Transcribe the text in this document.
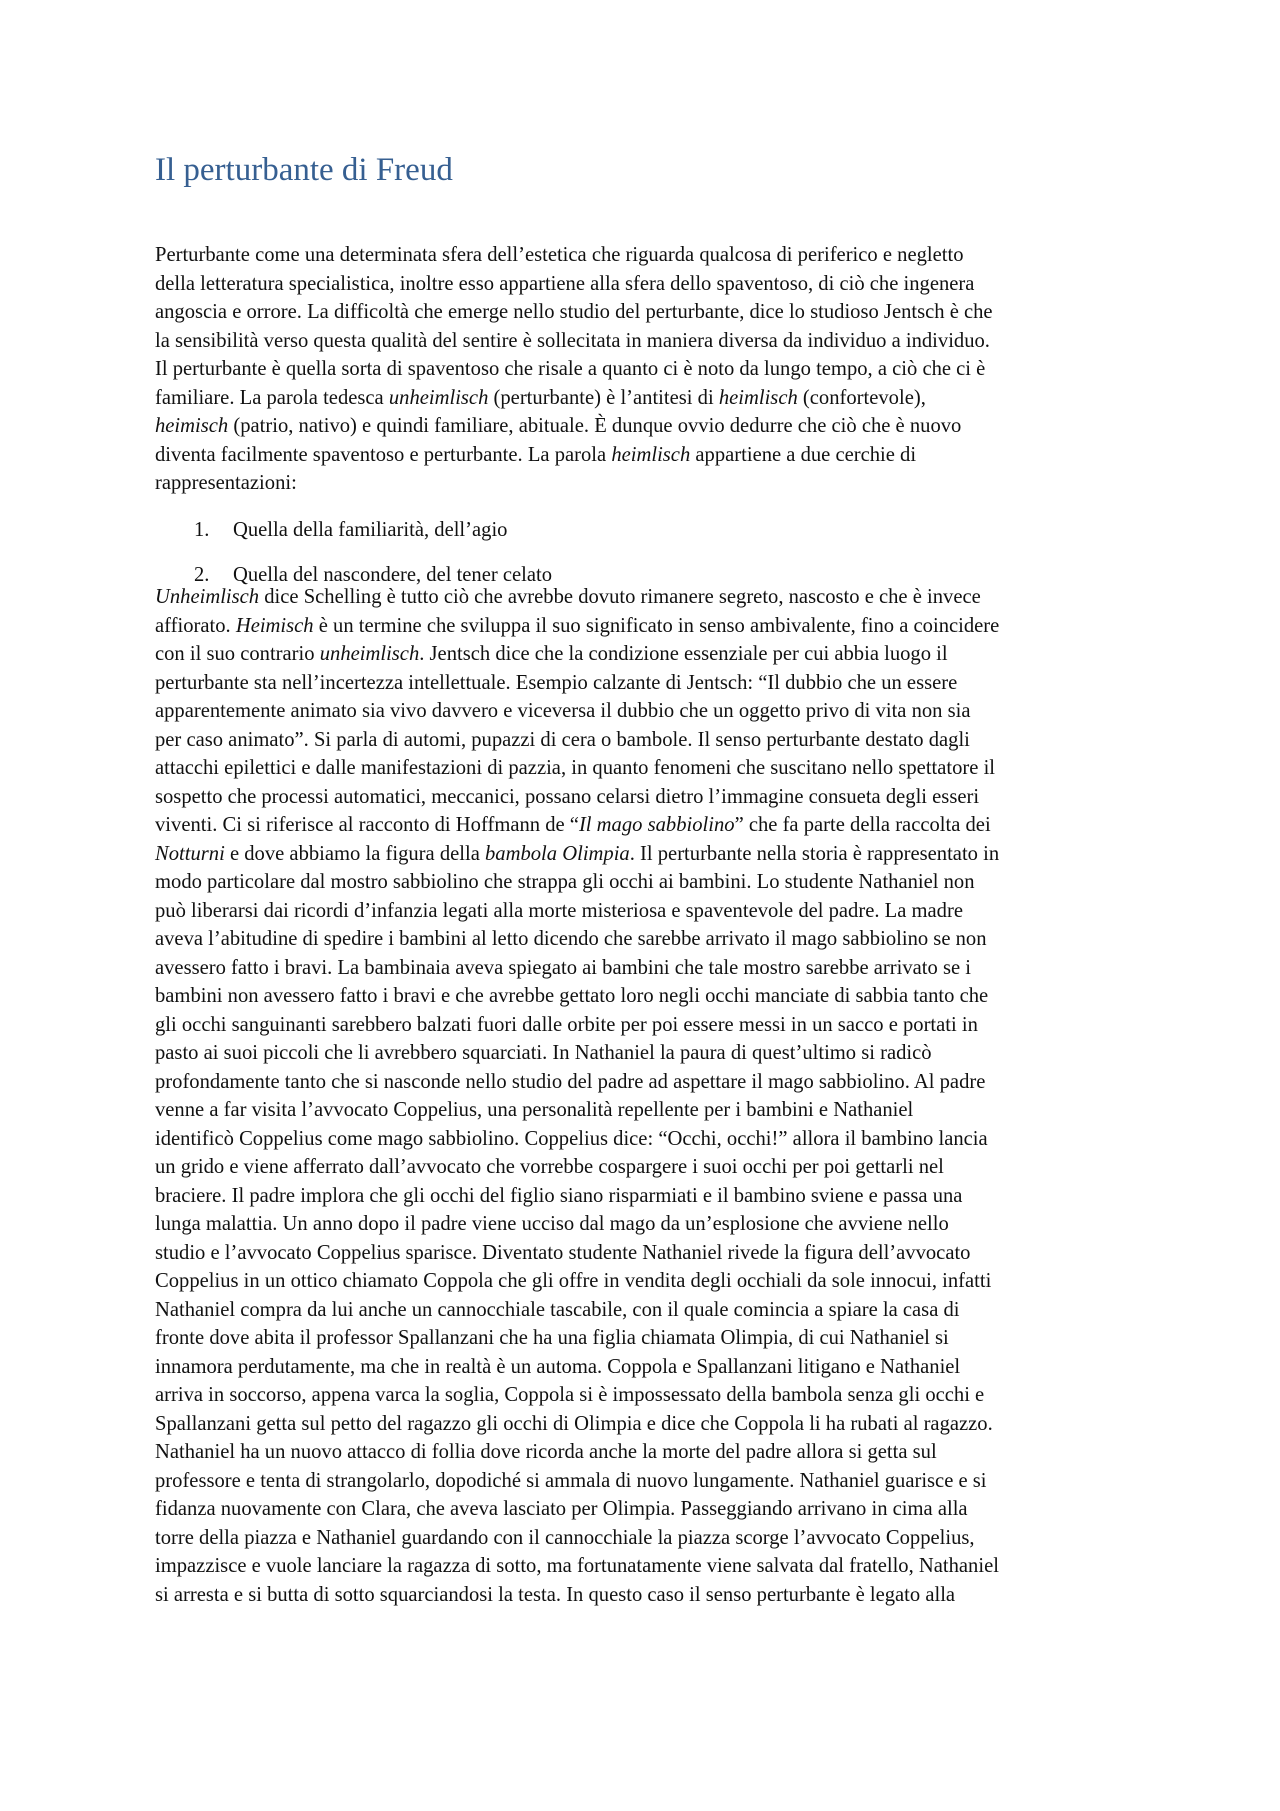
Il perturbante di Freud
Perturbante come una determinata sfera dell’estetica che riguarda qualcosa di periferico e negletto
della letteratura specialistica, inoltre esso appartiene alla sfera dello spaventoso, di ciò che ingenera
angoscia e orrore. La difficoltà che emerge nello studio del perturbante, dice lo studioso Jentsch è che
la sensibilità verso questa qualità del sentire è sollecitata in maniera diversa da individuo a individuo.
Il perturbante è quella sorta di spaventoso che risale a quanto ci è noto da lungo tempo, a ciò che ci è
familiare. La parola tedesca unheimlisch (perturbante) è l’antitesi di heimlisch (confortevole),
heimisch (patrio, nativo) e quindi familiare, abituale. È dunque ovvio dedurre che ciò che è nuovo
diventa facilmente spaventoso e perturbante. La parola heimlisch appartiene a due cerchie di
rappresentazioni:
1. Quella della familiarità, dell’agio
2. Quella del nascondere, del tener celato
Unheimlisch dice Schelling è tutto ciò che avrebbe dovuto rimanere segreto, nascosto e che è invece
affiorato. Heimisch è un termine che sviluppa il suo significato in senso ambivalente, fino a coincidere
con il suo contrario unheimlisch. Jentsch dice che la condizione essenziale per cui abbia luogo il
perturbante sta nell’incertezza intellettuale. Esempio calzante di Jentsch: “Il dubbio che un essere
apparentemente animato sia vivo davvero e viceversa il dubbio che un oggetto privo di vita non sia
per caso animato”. Si parla di automi, pupazzi di cera o bambole. Il senso perturbante destato dagli
attacchi epilettici e dalle manifestazioni di pazzia, in quanto fenomeni che suscitano nello spettatore il
sospetto che processi automatici, meccanici, possano celarsi dietro l’immagine consueta degli esseri
viventi. Ci si riferisce al racconto di Hoffmann de “Il mago sabbiolino” che fa parte della raccolta dei
Notturni e dove abbiamo la figura della bambola Olimpia. Il perturbante nella storia è rappresentato in
modo particolare dal mostro sabbiolino che strappa gli occhi ai bambini. Lo studente Nathaniel non
può liberarsi dai ricordi d’infanzia legati alla morte misteriosa e spaventevole del padre. La madre
aveva l’abitudine di spedire i bambini al letto dicendo che sarebbe arrivato il mago sabbiolino se non
avessero fatto i bravi. La bambinaia aveva spiegato ai bambini che tale mostro sarebbe arrivato se i
bambini non avessero fatto i bravi e che avrebbe gettato loro negli occhi manciate di sabbia tanto che
gli occhi sanguinanti sarebbero balzati fuori dalle orbite per poi essere messi in un sacco e portati in
pasto ai suoi piccoli che li avrebbero squarciati. In Nathaniel la paura di quest’ultimo si radicò
profondamente tanto che si nasconde nello studio del padre ad aspettare il mago sabbiolino. Al padre
venne a far visita l’avvocato Coppelius, una personalità repellente per i bambini e Nathaniel
identificò Coppelius come mago sabbiolino. Coppelius dice: “Occhi, occhi!” allora il bambino lancia
un grido e viene afferrato dall’avvocato che vorrebbe cospargere i suoi occhi per poi gettarli nel
braciere. Il padre implora che gli occhi del figlio siano risparmiati e il bambino sviene e passa una
lunga malattia. Un anno dopo il padre viene ucciso dal mago da un’esplosione che avviene nello
studio e l’avvocato Coppelius sparisce. Diventato studente Nathaniel rivede la figura dell’avvocato
Coppelius in un ottico chiamato Coppola che gli offre in vendita degli occhiali da sole innocui, infatti
Nathaniel compra da lui anche un cannocchiale tascabile, con il quale comincia a spiare la casa di
fronte dove abita il professor Spallanzani che ha una figlia chiamata Olimpia, di cui Nathaniel si
innamora perdutamente, ma che in realtà è un automa. Coppola e Spallanzani litigano e Nathaniel
arriva in soccorso, appena varca la soglia, Coppola si è impossessato della bambola senza gli occhi e
Spallanzani getta sul petto del ragazzo gli occhi di Olimpia e dice che Coppola li ha rubati al ragazzo.
Nathaniel ha un nuovo attacco di follia dove ricorda anche la morte del padre allora si getta sul
professore e tenta di strangolarlo, dopodiché si ammala di nuovo lungamente. Nathaniel guarisce e si
fidanza nuovamente con Clara, che aveva lasciato per Olimpia. Passeggiando arrivano in cima alla
torre della piazza e Nathaniel guardando con il cannocchiale la piazza scorge l’avvocato Coppelius,
impazzisce e vuole lanciare la ragazza di sotto, ma fortunatamente viene salvata dal fratello, Nathaniel
si arresta e si butta di sotto squarciandosi la testa. In questo caso il senso perturbante è legato alla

※ ※ ※

▶ _REQUIREMENT_
Filter the listing for the word "suoi" and copy every line that holds it.

▶ _TASK RESULT_
pasto ai suoi piccoli che li avrebbero squarciati. In Nathaniel la paura di quest’ultimo si radicò
un grido e viene afferrato dall’avvocato che vorrebbe cospargere i suoi occhi per poi gettarli nel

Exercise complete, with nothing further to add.